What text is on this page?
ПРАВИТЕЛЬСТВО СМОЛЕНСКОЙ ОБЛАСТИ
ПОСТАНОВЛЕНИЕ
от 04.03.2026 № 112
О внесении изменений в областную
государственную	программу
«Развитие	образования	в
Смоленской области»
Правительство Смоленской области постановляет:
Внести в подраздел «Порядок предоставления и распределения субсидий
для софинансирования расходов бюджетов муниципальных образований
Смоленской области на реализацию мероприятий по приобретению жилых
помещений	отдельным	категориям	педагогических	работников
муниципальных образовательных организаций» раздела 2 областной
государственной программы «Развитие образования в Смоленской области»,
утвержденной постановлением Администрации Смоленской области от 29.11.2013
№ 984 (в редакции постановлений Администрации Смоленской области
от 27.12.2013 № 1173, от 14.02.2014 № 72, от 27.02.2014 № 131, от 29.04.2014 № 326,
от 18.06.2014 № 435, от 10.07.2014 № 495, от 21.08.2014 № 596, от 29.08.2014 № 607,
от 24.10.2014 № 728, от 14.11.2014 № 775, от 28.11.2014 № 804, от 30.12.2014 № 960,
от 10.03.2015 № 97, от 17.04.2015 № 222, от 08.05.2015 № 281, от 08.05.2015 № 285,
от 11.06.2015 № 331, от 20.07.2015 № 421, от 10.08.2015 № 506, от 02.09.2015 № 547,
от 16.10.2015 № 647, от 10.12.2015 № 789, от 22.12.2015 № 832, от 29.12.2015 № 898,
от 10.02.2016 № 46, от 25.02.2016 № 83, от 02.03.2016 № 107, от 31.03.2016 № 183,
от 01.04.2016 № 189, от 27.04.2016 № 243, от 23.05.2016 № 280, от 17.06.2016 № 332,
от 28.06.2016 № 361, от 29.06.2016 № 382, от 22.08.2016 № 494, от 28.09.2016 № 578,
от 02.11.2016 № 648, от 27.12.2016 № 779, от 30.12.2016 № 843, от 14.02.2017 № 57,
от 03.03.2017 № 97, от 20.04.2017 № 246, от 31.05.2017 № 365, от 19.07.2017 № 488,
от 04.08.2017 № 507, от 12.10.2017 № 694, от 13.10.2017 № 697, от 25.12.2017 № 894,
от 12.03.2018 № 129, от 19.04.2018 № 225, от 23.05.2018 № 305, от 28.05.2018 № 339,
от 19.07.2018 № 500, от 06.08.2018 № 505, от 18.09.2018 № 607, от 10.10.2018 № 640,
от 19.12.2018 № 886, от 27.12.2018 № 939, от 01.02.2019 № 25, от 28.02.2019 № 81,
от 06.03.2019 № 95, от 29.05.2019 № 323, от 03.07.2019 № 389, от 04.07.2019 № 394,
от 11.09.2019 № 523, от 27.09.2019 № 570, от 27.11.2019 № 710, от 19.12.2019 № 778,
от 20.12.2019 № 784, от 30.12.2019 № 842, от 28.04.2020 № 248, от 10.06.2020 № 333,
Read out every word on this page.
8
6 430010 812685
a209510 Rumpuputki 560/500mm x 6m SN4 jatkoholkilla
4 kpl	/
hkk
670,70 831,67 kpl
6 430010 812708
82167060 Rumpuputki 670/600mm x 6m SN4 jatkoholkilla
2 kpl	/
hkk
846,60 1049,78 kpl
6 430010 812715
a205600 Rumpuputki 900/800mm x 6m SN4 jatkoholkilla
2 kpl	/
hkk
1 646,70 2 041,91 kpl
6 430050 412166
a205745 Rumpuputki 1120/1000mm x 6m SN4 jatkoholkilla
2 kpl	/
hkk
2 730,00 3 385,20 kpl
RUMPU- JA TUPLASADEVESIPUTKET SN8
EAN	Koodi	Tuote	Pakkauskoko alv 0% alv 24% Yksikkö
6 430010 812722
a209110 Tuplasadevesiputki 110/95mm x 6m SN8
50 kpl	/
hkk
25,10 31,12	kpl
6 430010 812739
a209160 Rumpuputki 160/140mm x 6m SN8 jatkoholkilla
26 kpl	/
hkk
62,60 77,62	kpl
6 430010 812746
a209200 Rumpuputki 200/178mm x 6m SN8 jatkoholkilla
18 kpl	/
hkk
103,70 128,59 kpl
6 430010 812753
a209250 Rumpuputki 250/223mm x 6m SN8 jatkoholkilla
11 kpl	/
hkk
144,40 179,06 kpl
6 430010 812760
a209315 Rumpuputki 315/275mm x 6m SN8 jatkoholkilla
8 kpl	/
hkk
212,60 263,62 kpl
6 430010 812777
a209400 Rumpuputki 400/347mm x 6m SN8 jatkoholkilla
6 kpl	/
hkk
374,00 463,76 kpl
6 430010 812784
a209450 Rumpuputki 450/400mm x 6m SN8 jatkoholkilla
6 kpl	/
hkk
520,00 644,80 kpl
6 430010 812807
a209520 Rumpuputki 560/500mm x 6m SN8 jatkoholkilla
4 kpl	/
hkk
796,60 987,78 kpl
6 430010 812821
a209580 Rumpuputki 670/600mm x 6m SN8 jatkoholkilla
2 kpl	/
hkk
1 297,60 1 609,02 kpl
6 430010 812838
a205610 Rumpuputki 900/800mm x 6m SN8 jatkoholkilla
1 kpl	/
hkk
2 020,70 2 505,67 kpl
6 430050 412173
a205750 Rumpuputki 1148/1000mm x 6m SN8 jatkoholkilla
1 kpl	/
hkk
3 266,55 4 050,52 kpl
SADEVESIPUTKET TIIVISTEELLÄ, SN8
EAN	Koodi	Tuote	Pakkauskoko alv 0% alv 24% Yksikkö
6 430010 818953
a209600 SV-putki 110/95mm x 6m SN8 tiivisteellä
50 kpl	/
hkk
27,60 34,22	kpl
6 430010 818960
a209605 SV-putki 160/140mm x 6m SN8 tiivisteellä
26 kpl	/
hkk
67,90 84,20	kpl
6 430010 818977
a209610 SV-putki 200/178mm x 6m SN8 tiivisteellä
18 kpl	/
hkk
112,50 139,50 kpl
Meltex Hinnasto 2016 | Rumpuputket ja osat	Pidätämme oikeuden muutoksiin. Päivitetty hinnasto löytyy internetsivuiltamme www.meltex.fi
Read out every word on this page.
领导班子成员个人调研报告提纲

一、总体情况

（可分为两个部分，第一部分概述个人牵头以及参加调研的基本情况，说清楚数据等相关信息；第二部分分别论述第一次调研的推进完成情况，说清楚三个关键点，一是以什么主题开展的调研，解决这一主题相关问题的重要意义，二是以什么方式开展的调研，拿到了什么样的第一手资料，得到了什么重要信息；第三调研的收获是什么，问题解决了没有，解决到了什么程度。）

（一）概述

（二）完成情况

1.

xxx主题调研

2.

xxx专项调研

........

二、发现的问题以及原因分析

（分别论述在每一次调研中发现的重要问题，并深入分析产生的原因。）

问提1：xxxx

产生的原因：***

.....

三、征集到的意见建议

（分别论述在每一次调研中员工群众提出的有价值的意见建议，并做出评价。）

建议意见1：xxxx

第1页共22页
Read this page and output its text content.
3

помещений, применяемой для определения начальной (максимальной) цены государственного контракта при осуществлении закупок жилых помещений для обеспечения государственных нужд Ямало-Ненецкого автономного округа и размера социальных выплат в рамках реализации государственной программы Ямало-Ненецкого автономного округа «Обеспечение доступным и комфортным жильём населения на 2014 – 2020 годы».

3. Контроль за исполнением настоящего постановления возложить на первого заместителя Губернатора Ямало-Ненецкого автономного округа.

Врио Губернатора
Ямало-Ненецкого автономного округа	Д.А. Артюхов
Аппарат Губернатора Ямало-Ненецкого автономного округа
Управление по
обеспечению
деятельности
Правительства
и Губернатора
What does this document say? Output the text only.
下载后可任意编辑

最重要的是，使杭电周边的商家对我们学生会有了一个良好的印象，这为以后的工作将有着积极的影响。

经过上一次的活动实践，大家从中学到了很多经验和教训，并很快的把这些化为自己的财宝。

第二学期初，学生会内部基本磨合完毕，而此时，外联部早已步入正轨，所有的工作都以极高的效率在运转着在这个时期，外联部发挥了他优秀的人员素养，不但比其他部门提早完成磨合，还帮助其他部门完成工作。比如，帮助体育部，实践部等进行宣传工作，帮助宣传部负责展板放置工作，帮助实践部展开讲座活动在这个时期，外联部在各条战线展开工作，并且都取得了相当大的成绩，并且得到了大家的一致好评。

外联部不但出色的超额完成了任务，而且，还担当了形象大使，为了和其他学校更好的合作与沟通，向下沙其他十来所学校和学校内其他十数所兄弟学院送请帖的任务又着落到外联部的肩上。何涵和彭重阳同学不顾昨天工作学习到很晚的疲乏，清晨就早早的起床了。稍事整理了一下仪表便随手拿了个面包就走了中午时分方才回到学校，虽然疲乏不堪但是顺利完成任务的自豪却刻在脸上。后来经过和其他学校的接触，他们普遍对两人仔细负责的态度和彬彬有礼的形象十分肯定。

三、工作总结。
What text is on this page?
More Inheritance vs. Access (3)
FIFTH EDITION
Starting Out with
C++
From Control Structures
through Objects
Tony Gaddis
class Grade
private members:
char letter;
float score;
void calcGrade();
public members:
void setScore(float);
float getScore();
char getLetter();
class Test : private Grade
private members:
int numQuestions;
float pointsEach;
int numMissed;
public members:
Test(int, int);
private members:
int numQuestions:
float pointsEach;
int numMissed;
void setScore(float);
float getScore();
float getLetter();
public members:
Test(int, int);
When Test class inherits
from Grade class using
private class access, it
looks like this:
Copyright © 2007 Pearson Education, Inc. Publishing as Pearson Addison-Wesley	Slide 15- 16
::::
[To be done]: Scan the listing above and identify each line holding the string "numQuestions"; copy every such line.

[Written response]:
int numQuestions;
int numQuestions:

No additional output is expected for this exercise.